Saved data entries:
__________

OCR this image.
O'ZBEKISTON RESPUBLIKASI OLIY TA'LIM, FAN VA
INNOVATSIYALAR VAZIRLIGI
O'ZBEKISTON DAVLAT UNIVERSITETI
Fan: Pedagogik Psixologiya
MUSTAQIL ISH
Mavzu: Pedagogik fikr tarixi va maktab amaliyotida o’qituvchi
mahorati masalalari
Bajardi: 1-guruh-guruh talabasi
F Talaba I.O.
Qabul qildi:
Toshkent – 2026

__________

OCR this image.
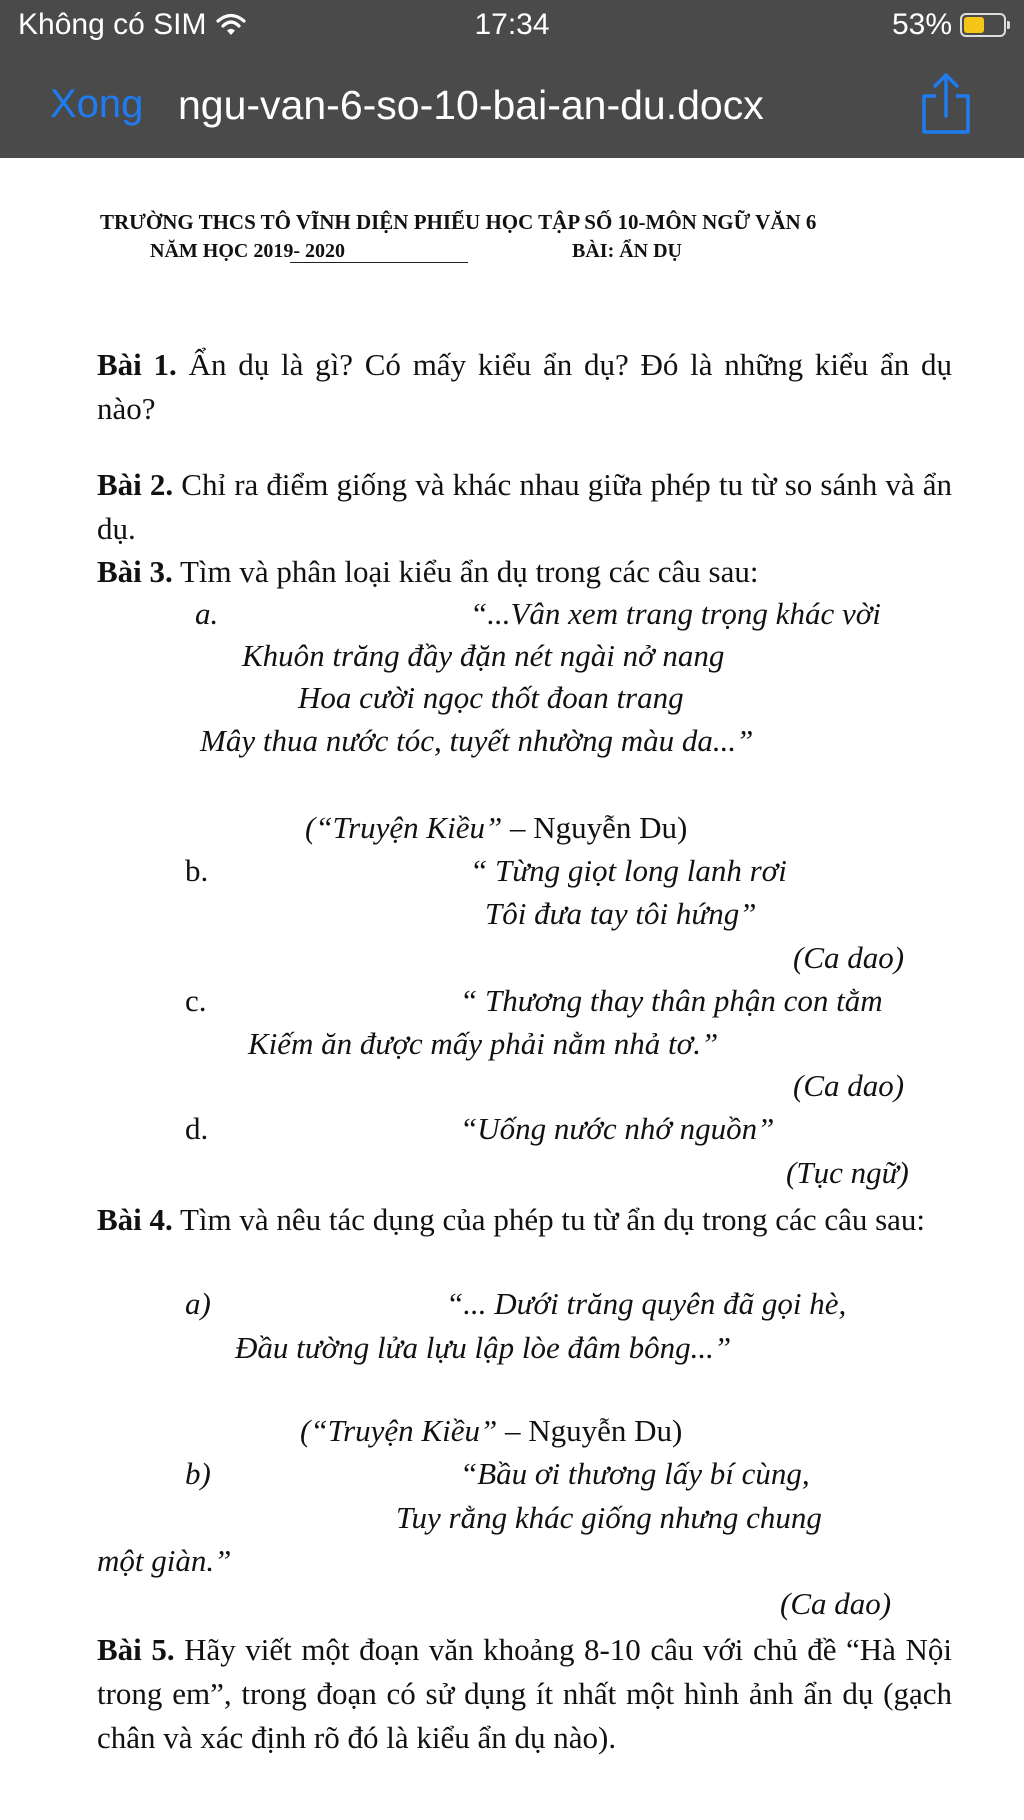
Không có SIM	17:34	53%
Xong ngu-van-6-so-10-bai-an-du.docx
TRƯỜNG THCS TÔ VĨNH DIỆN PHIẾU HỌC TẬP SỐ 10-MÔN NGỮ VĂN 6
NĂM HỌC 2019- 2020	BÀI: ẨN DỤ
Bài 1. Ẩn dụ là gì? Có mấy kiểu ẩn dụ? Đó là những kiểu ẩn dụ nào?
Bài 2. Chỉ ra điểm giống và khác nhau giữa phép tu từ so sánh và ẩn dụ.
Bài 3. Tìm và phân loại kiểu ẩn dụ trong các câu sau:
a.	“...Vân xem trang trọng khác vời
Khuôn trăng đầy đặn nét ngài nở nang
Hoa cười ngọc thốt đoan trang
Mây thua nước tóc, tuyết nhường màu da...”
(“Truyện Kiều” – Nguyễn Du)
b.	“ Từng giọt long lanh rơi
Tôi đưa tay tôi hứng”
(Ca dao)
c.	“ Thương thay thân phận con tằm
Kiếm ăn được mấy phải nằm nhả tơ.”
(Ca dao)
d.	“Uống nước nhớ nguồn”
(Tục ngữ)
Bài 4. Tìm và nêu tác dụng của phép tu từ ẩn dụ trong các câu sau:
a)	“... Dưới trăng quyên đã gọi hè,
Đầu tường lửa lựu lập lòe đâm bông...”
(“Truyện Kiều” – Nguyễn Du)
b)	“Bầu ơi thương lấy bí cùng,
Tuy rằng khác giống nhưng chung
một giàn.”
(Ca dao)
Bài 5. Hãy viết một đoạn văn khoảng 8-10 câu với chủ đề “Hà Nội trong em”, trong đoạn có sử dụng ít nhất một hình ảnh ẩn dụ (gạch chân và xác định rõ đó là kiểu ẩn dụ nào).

__________

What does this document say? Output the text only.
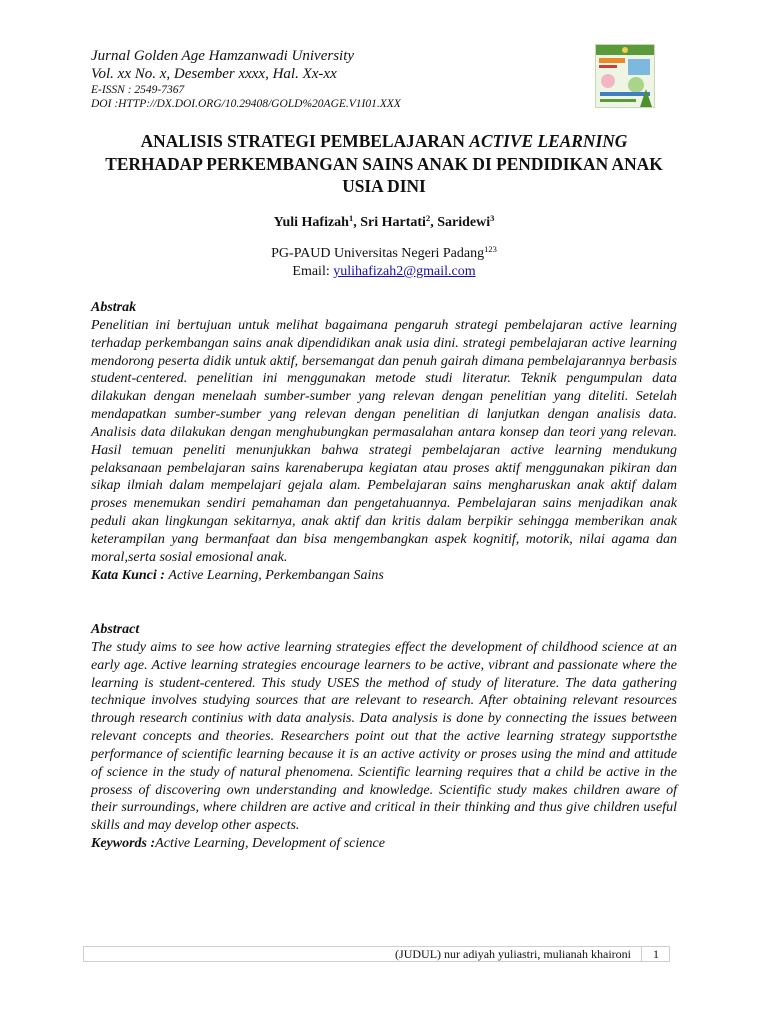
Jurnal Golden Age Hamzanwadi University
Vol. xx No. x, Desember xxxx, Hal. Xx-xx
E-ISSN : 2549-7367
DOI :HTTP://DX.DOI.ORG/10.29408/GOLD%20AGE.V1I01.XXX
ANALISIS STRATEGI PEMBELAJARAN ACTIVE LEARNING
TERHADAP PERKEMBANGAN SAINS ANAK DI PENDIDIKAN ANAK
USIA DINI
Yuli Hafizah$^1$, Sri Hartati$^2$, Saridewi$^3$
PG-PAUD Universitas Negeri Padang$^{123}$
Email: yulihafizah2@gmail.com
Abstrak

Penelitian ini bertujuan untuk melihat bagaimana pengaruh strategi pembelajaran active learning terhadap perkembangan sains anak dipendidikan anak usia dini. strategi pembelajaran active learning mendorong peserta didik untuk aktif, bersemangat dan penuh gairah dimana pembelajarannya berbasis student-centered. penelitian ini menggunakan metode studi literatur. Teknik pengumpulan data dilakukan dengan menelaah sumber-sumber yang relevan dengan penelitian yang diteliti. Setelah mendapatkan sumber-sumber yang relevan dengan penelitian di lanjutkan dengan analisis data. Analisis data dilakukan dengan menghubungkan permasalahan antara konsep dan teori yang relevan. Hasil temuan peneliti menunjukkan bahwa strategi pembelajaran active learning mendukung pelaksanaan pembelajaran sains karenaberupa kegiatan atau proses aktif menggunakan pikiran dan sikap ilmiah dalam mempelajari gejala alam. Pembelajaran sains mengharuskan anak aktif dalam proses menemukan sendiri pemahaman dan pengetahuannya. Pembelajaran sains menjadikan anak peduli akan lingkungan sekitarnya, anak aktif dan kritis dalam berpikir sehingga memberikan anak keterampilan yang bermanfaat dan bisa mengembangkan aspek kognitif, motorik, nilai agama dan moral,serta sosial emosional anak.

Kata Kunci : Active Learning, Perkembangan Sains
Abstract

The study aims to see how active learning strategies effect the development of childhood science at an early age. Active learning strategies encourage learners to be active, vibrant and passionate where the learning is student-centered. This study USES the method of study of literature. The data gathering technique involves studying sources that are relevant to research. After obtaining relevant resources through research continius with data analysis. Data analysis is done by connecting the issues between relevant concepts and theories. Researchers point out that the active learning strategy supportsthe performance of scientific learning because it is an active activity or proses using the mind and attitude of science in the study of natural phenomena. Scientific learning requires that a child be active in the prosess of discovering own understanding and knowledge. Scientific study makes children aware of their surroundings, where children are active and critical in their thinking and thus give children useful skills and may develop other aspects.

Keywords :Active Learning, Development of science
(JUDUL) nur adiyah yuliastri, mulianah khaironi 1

__________

What to produce: Reply with one number only: the count of lines in the entries that contain "trang".

Response: 2